Source material =>
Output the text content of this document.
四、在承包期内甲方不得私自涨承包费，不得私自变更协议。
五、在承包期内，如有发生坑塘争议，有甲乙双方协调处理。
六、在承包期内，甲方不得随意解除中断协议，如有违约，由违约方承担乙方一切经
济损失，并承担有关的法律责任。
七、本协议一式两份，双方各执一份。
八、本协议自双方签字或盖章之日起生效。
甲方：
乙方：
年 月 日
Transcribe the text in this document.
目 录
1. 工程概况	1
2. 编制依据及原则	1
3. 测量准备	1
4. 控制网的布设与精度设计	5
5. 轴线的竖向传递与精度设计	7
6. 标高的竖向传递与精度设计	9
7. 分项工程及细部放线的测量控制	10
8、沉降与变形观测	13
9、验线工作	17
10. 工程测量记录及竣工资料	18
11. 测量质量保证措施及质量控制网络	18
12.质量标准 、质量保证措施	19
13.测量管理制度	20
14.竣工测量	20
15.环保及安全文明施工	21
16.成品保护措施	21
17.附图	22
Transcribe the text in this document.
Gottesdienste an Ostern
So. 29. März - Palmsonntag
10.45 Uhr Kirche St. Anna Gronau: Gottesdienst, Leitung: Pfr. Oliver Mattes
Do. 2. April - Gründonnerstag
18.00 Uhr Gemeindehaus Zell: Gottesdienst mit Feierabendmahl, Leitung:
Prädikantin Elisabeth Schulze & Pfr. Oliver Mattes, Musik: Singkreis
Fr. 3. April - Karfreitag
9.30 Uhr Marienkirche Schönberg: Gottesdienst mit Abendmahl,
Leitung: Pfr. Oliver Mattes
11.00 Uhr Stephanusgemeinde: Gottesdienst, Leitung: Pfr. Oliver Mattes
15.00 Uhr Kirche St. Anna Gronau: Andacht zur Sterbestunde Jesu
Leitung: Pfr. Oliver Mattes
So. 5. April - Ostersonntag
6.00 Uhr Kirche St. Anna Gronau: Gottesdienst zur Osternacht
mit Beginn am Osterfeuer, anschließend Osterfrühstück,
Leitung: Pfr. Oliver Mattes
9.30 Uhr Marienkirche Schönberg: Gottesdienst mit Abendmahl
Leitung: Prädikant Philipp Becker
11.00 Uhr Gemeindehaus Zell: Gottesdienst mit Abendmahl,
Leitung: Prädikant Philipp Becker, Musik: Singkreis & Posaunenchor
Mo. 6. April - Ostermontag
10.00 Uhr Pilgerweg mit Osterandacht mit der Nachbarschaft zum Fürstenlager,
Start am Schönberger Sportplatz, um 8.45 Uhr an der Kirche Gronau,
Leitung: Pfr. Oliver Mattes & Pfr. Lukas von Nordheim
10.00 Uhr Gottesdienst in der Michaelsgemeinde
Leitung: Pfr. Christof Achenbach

Challenge =>
In the listing above, find the lines holding the word "Zell" and copy them.

Task solution =>
18.00 Uhr Gemeindehaus Zell: Gottesdienst mit Feierabendmahl, Leitung:
11.00 Uhr Gemeindehaus Zell: Gottesdienst mit Abendmahl,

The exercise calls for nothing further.